## Exercise brief
Rewrite the stretch of the listing from the line containing "blurred-author-name[interactable]: [58, 8, 118, 23]" through the line containing "reaction-count[interactable]: [332, 335, 352, 355]", renaming "comment-bubble" to "comment-card" and leaving everything else unchanged.

Records from a data source
START
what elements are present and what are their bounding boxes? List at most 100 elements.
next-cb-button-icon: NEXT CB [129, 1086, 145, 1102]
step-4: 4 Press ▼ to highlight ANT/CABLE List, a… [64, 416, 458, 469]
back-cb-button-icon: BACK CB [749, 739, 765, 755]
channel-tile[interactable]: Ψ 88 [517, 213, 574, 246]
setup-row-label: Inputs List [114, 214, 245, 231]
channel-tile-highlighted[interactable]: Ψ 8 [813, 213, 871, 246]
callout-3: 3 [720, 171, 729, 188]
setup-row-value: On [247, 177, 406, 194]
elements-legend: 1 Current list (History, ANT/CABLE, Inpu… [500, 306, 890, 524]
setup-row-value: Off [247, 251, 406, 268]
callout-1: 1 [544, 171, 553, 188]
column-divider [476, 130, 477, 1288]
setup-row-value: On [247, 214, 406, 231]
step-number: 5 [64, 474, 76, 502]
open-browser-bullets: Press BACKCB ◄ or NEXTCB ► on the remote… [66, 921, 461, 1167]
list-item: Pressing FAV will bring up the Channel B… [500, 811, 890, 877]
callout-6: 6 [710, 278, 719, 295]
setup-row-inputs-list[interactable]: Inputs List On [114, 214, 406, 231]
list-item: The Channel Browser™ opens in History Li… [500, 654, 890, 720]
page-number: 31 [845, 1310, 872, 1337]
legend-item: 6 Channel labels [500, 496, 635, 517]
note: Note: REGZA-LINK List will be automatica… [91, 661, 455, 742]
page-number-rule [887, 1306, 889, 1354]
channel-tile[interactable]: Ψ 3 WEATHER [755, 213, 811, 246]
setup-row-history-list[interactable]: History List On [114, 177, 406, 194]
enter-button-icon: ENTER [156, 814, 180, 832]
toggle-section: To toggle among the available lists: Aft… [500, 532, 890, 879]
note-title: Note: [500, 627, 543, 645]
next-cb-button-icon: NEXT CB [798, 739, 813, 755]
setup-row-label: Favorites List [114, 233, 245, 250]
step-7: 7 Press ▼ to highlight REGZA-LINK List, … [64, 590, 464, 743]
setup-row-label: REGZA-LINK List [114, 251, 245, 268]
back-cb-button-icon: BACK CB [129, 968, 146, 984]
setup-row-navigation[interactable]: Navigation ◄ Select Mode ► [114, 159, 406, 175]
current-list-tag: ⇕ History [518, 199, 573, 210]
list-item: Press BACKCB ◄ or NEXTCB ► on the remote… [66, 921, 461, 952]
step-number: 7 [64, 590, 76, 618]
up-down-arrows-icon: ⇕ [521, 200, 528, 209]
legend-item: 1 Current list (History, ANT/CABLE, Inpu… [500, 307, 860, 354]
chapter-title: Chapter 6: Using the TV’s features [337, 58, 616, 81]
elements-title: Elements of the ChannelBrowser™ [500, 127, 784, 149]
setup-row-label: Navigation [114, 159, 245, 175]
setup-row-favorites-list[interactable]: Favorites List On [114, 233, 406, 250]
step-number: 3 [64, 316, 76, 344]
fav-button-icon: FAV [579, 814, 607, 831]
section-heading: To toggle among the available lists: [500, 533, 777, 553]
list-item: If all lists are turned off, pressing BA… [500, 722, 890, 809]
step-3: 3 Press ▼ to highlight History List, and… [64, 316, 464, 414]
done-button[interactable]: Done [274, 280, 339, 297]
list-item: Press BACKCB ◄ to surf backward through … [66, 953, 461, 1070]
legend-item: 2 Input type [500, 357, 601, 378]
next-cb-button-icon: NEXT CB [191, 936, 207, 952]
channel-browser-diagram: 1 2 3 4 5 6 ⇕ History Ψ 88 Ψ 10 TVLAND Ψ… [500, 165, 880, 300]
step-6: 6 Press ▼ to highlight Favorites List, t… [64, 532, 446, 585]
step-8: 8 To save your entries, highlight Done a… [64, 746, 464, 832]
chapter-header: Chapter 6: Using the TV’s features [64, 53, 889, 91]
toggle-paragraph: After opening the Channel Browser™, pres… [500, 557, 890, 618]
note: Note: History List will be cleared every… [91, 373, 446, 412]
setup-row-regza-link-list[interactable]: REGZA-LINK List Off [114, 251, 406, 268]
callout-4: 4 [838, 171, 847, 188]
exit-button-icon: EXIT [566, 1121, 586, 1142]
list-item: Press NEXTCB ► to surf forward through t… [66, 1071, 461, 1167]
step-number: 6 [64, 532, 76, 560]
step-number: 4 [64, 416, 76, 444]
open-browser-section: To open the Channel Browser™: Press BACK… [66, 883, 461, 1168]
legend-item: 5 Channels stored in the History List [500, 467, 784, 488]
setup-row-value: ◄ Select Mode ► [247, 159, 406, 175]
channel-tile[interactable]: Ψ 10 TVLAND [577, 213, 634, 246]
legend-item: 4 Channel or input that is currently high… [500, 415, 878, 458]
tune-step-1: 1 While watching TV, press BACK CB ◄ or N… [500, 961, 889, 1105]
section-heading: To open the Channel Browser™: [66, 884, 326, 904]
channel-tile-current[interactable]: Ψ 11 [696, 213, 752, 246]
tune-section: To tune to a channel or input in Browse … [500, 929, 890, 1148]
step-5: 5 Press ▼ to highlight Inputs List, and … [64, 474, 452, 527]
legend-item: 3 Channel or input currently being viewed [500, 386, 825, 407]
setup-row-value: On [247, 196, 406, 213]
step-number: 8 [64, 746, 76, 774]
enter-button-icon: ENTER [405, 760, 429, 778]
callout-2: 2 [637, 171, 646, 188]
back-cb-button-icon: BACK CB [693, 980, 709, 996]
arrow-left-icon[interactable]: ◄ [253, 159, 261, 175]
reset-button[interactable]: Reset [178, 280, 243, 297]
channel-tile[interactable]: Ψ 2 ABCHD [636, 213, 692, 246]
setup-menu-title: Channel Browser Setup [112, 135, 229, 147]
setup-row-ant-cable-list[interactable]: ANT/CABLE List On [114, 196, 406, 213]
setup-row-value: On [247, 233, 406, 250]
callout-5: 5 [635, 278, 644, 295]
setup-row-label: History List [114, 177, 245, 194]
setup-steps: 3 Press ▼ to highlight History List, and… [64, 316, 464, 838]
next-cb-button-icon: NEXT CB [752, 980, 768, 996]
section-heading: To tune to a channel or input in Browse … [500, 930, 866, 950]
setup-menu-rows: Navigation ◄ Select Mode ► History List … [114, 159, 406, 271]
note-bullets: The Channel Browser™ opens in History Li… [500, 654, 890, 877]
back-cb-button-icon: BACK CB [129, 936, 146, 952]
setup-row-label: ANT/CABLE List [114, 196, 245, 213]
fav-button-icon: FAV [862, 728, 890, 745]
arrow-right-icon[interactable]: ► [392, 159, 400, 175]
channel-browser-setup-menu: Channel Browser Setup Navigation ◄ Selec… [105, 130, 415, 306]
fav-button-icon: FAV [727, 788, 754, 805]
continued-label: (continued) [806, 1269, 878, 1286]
END
START
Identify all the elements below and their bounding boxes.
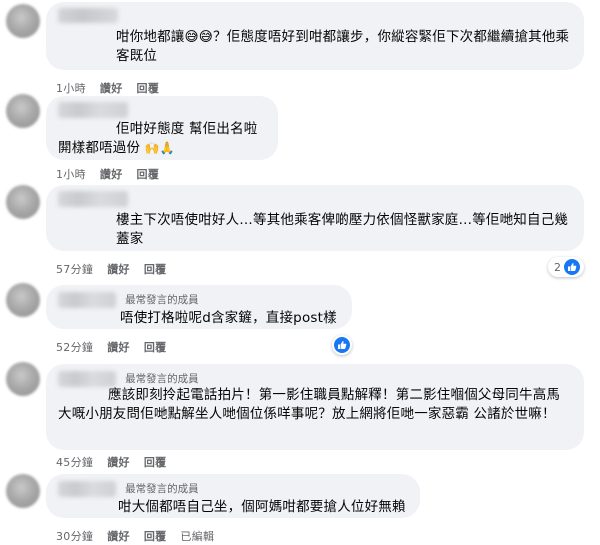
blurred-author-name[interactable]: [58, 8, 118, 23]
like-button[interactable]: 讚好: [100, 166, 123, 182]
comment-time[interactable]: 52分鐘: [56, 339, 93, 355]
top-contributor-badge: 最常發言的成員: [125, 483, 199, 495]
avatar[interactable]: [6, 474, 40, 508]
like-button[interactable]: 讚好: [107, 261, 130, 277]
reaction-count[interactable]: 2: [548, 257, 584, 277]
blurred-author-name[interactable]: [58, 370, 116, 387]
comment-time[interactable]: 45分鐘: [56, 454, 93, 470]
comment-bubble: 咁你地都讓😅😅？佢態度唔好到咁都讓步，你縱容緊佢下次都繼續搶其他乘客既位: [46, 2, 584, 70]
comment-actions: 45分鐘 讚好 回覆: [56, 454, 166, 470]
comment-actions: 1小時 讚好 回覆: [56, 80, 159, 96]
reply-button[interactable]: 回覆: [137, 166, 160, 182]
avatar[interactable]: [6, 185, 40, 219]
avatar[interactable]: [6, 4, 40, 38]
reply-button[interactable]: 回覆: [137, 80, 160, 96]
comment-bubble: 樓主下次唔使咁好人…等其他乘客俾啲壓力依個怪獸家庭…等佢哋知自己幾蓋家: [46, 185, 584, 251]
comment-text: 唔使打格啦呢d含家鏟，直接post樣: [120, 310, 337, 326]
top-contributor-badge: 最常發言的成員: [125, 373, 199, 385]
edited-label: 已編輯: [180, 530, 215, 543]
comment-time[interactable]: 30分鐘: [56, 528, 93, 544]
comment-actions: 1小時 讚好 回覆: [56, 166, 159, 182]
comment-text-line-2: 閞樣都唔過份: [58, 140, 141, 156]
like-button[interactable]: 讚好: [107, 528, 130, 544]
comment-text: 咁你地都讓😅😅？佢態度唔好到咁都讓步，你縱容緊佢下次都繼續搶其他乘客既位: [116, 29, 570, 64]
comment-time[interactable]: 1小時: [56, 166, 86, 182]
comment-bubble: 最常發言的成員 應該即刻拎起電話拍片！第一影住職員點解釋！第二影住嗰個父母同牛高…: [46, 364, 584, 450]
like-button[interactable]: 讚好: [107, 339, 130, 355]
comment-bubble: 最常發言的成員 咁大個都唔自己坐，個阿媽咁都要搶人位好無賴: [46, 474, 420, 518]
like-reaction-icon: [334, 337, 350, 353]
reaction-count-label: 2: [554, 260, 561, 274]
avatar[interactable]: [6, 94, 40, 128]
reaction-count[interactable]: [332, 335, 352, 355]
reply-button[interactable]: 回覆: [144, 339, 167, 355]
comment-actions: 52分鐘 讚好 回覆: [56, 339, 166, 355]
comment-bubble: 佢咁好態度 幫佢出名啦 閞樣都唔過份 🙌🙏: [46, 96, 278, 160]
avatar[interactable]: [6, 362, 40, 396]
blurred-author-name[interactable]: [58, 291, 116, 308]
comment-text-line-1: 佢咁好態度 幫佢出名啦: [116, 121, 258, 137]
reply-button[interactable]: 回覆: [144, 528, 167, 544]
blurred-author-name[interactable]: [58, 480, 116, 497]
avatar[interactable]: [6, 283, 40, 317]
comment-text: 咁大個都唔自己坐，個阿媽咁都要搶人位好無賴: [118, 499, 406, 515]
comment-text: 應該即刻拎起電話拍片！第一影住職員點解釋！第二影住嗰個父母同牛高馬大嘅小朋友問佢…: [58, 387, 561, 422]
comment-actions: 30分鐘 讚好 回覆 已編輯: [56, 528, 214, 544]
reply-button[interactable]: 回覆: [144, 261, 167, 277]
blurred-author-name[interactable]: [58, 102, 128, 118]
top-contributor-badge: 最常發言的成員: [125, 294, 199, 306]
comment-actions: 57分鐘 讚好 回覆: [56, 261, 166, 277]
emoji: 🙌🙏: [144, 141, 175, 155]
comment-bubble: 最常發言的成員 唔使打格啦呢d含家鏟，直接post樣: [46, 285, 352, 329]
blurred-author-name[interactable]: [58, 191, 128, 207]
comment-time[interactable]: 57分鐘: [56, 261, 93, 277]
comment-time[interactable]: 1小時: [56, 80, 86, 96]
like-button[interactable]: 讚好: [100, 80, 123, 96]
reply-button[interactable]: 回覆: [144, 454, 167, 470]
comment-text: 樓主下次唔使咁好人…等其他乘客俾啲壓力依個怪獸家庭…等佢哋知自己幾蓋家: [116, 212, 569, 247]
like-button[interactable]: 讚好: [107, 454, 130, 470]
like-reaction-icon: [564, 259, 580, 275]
END
## Result for this task
blurred-author-name[interactable]: [58, 8, 118, 23]
like-button[interactable]: 讚好: [100, 166, 123, 182]
comment-time[interactable]: 52分鐘: [56, 339, 93, 355]
top-contributor-badge: 最常發言的成員: [125, 483, 199, 495]
avatar[interactable]: [6, 474, 40, 508]
like-button[interactable]: 讚好: [107, 261, 130, 277]
reaction-count[interactable]: 2: [548, 257, 584, 277]
blurred-author-name[interactable]: [58, 370, 116, 387]
comment-time[interactable]: 45分鐘: [56, 454, 93, 470]
comment-card: 咁你地都讓😅😅？佢態度唔好到咁都讓步，你縱容緊佢下次都繼續搶其他乘客既位: [46, 2, 584, 70]
comment-actions: 45分鐘 讚好 回覆: [56, 454, 166, 470]
comment-actions: 1小時 讚好 回覆: [56, 80, 159, 96]
reply-button[interactable]: 回覆: [137, 166, 160, 182]
avatar[interactable]: [6, 185, 40, 219]
avatar[interactable]: [6, 4, 40, 38]
reply-button[interactable]: 回覆: [137, 80, 160, 96]
comment-card: 樓主下次唔使咁好人…等其他乘客俾啲壓力依個怪獸家庭…等佢哋知自己幾蓋家: [46, 185, 584, 251]
comment-text: 唔使打格啦呢d含家鏟，直接post樣: [120, 310, 337, 326]
top-contributor-badge: 最常發言的成員: [125, 373, 199, 385]
edited-label: 已編輯: [180, 530, 215, 543]
comment-time[interactable]: 30分鐘: [56, 528, 93, 544]
comment-actions: 1小時 讚好 回覆: [56, 166, 159, 182]
comment-text-line-2: 閞樣都唔過份: [58, 140, 141, 156]
like-button[interactable]: 讚好: [107, 528, 130, 544]
comment-text: 咁你地都讓😅😅？佢態度唔好到咁都讓步，你縱容緊佢下次都繼續搶其他乘客既位: [116, 29, 570, 64]
comment-time[interactable]: 1小時: [56, 166, 86, 182]
comment-card: 最常發言的成員 應該即刻拎起電話拍片！第一影住職員點解釋！第二影住嗰個父母同牛高…: [46, 364, 584, 450]
like-button[interactable]: 讚好: [107, 339, 130, 355]
comment-card: 最常發言的成員 咁大個都唔自己坐，個阿媽咁都要搶人位好無賴: [46, 474, 420, 518]
like-reaction-icon: [334, 337, 350, 353]
reaction-count-label: 2: [554, 260, 561, 274]
avatar[interactable]: [6, 94, 40, 128]
reaction-count[interactable]: [332, 335, 352, 355]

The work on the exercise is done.